Echoing Goya and Picasso, the exhibition ¡Dulces Sueños! focuses on the contemporary Spanish scene, showcasing a dozen Spanish artists of the young generation, native Spaniards or Latin Americans, whose works are characterised by their political commitment.
El sueño de la razon produce monstruos [The Sleep of Reason Produces Monsters]: in the late eighteenth century, Spanish artist Francisco de Goya gave this title to an etching that has become one of the most famous from the Enlightenment period. The artist’s dreams are invaded by disturbing creatures, whose origin is left to our appreciation: are they caused by the usual uncanniness of dreams or by foresight on the part of the artist, who glimpses future social, political, and human monstrosities?
In 1936, Goya was an inspiration for Picasso when he also created in an etching the surrealist story Sueño y mentira de Franco [The Dream and Lie of Franco]. Three years after Picasso’s death and one year after Franco’s, this graphic series was presented once again in 1976 at the Venice Biennale, where Spanish artists and intellectuals held the España, vanguardia artística y realidad social exhibition [Spain: Artistic Avant-Garde and Social Reality], the first official free and anti-Francoist event since the Spanish Republican Pavilion at the International Exposition in Paris in 1937. It was during these same years that the effervescent Movida emerged, a movement of freedom and transgression, excelling at music, film, photography, and painting, shaping a Spanish scene that assumed a form at once festive, expressive, and provocative, while retaining a conceptual and political dimension.

» **Objectives**
1. Answer these questions about the ¡Dulces Sueños! exhibition text:
(a) How many artists does the exhibition showcase?
(b) In what year did Picasso create The Dream and Lie of Franco?
(c) At what event was that graphic series presented again in 1976?
2. From the ¡Dulces Sueños! exhibition text, write out the passage that begins with the words containing "Echoing Goya and" and ends with "and human monstrosities?".
3. Continue the ¡Dulces Sueños! exhibition text from its last sentence.

» **Information supplied**
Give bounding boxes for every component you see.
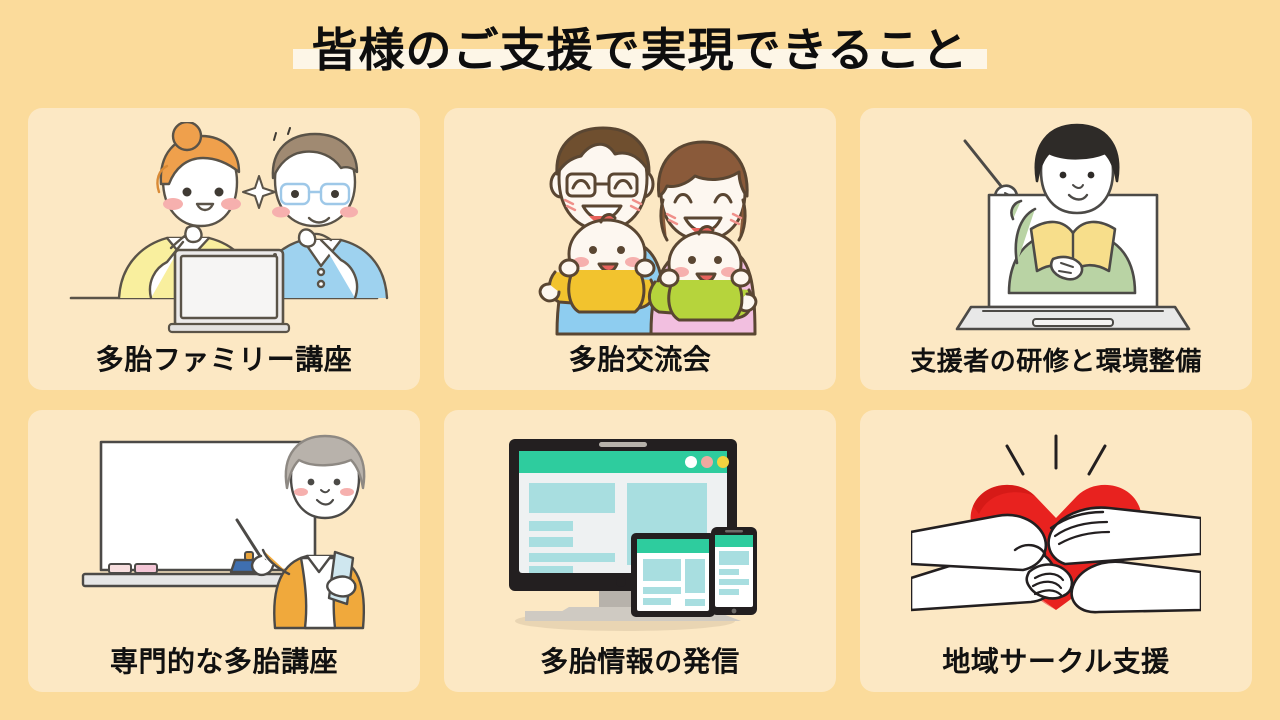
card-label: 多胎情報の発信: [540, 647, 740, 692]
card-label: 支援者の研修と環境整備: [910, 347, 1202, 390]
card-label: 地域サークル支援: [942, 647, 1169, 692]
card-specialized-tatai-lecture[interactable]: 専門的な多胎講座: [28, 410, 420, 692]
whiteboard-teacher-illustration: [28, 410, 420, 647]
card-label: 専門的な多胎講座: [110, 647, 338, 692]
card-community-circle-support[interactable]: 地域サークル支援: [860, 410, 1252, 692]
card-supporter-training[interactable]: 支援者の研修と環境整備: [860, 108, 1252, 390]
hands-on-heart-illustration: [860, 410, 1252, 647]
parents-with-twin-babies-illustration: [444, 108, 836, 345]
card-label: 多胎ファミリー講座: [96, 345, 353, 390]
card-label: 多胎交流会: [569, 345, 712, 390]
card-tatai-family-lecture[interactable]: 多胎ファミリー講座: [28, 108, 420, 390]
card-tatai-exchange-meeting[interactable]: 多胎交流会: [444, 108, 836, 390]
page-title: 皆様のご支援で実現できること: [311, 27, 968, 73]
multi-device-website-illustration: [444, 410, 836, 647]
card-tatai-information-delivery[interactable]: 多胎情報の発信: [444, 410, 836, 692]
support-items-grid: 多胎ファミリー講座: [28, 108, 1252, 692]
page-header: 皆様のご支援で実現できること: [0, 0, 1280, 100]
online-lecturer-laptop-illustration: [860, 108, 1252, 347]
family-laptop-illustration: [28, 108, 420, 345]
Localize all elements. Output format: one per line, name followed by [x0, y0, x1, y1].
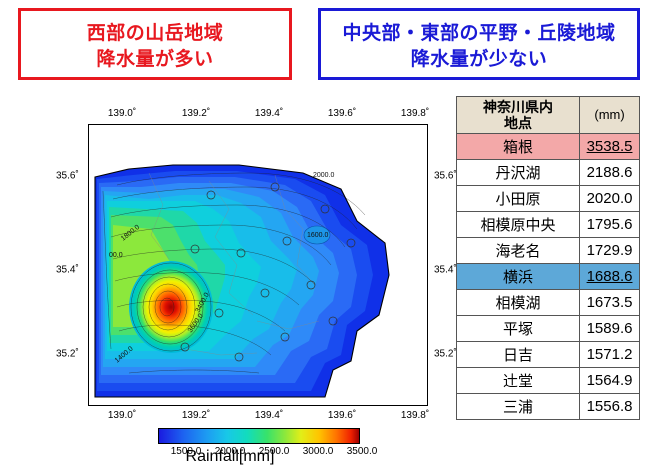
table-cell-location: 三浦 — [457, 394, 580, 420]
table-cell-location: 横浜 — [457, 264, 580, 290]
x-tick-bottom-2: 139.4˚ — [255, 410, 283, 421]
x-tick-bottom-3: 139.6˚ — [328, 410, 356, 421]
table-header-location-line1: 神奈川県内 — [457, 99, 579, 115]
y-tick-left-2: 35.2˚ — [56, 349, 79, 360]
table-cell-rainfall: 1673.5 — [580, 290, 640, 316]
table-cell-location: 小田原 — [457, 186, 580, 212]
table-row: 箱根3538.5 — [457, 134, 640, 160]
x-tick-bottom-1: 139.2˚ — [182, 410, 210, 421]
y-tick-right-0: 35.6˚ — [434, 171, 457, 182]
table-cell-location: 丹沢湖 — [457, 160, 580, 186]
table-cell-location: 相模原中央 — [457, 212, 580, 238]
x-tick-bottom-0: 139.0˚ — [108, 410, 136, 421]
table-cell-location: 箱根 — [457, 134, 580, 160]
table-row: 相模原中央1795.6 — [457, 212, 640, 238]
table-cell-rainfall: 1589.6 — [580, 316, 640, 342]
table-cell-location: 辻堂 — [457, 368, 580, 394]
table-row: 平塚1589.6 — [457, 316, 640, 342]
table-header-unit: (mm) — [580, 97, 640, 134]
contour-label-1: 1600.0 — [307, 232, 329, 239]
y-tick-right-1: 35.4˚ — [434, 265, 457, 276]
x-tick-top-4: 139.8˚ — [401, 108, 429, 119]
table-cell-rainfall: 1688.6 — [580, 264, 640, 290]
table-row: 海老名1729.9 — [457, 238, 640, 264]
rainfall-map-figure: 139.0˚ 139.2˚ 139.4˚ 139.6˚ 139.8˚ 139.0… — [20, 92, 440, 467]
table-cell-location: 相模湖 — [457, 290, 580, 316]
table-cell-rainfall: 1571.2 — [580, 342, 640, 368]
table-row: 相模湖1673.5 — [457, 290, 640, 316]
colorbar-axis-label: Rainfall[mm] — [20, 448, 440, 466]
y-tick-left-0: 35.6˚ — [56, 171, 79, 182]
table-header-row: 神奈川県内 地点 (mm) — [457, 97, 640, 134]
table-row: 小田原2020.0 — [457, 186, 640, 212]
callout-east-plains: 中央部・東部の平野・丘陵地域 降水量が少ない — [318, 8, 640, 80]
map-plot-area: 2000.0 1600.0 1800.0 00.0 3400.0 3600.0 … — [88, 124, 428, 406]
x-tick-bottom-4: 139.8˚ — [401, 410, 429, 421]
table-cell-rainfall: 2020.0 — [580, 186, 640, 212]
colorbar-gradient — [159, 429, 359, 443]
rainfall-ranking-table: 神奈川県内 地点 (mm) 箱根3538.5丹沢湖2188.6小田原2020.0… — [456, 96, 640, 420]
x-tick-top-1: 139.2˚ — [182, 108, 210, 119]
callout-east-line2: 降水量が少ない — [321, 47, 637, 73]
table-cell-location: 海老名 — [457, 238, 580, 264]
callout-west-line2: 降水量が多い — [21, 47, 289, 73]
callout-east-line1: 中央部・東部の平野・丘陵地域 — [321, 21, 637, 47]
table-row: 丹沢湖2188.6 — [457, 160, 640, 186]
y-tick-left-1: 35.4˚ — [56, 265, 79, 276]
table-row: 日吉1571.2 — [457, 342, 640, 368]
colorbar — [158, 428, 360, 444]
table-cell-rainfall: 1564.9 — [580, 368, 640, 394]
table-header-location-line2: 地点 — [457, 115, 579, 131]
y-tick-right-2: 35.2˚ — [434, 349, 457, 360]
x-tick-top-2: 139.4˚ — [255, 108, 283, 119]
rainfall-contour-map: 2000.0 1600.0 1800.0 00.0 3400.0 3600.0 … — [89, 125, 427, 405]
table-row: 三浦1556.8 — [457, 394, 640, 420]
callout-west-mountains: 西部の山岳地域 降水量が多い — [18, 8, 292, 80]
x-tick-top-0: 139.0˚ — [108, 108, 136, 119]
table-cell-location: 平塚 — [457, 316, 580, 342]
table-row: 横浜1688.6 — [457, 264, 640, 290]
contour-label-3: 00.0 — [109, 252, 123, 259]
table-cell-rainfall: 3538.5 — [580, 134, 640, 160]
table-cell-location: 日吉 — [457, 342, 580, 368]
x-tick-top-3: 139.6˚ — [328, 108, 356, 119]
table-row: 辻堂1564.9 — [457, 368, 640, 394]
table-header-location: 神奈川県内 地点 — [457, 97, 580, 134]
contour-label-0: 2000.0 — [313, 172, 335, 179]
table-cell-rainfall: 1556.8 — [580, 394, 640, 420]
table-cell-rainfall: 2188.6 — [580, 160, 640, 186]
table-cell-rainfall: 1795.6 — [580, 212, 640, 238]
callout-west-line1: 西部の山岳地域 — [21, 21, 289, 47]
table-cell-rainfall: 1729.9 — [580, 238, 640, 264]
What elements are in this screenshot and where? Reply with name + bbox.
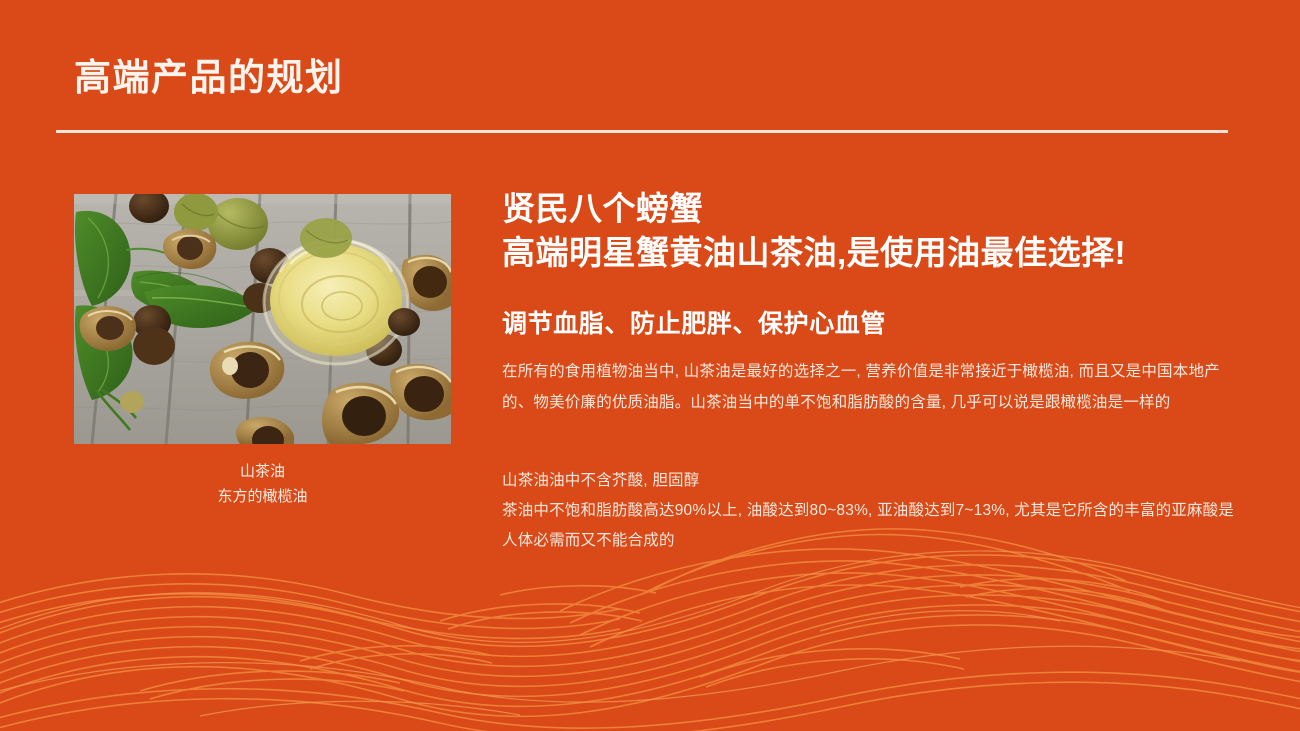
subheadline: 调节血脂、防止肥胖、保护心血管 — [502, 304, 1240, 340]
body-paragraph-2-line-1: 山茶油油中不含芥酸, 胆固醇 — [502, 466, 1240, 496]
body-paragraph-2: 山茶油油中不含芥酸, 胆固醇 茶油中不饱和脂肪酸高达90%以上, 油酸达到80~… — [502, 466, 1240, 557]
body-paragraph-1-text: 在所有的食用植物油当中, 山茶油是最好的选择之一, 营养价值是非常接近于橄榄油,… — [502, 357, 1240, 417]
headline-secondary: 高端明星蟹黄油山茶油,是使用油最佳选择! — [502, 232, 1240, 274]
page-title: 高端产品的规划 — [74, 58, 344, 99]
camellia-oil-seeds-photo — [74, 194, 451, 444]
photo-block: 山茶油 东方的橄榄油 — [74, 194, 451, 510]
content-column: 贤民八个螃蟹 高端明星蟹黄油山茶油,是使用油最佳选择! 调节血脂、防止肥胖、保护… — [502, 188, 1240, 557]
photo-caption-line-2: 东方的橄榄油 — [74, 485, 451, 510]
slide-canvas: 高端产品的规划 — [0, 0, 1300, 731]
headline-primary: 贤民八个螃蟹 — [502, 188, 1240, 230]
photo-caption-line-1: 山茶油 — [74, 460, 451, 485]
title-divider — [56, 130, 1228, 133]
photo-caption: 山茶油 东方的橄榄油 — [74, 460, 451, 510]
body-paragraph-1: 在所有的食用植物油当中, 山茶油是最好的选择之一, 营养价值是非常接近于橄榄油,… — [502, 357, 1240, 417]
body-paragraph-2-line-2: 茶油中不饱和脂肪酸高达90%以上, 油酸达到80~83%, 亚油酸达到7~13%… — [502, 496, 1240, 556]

» **Expected outputs**
1.
(a) A dozen
(b) 1936
(c) The Venice Biennale

2.
Echoing Goya and Picasso, the exhibition ¡Dulces Sueños! focuses on the contemporary Spanish scene, showcasing a dozen Spanish artists of the young generation, native Spaniards or Latin Americans, whose works are characterised by their political commitment.
El sueño de la razon produce monstruos [The Sleep of Reason Produces Monsters]: in the late eighteenth century, Spanish artist Francisco de Goya gave this title to an etching that has become one of the most famous from the Enlightenment period. The artist’s dreams are invaded by disturbing creatures, whose origin is left to our appreciation: are they caused by the usual uncanniness of dreams or by foresight on the part of the artist, who glimpses future social, political, and human monstrosities?

3.
The origin of this title is itself historic and current: the exhibition opens on a video by Carlos Aires, a surprising tango, the Argentinian dance of exile, performed in an historic, baroque setting by two police officers in helmets and combat gear, to the sound of Sweet Dreams (“Dulces Sueños”) by The Eurythmics.
Set to this bittersweet and pulsating air, the melancholic joy of music, history, and prohibition are intertwined. In Spain, it is still forbidden to photograph police officers.
The dozen artists presented question how even today Spanish history re-emerges in society, while the old debates on the Civil War continue to mark current events, whether these are Franco-related or concern the forgotten identity of the anonymous dead during the war. Broadly speaking, these artists also question the resurgences of postcolonial history and the challenges of global history: a history that has meant – and means – that we chose and still choose to exploit others economically, culturally, sexually, or politically. When will the “sweet dreams” (Dulces Sueños) become realities?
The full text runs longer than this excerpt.